__Written problem__
Transcribe all records exactly.

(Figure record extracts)
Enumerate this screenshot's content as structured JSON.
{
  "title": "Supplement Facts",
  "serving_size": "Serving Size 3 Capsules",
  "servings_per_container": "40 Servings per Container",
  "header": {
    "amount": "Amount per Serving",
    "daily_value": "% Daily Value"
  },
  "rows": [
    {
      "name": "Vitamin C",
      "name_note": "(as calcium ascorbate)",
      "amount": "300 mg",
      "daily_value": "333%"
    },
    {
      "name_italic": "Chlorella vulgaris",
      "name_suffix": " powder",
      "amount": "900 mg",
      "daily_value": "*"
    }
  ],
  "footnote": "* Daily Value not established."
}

__Output for this task__
Enumerate this screenshot's content as structured JSON.
{
  "title": "Supplement Facts",
  "serving_size": "Serving Size 3 Capsules",
  "servings_per_container": "40 Servings per Container",
  "header": {
    "amount": "Amount per Serving",
    "daily_value": "% Daily Value"
  },
  "rows": [
    {
      "name": "Vitamin C",
      "name_note": "(as calcium ascorbate)",
      "amount": "300 mg",
      "daily_value": "333%"
    },
    {
      "name_italic": "Chlorella vulgaris",
      "name_suffix": " powder",
      "amount": "900 mg",
      "daily_value": "*"
    }
  ],
  "footnote": "* Daily Value not established."
}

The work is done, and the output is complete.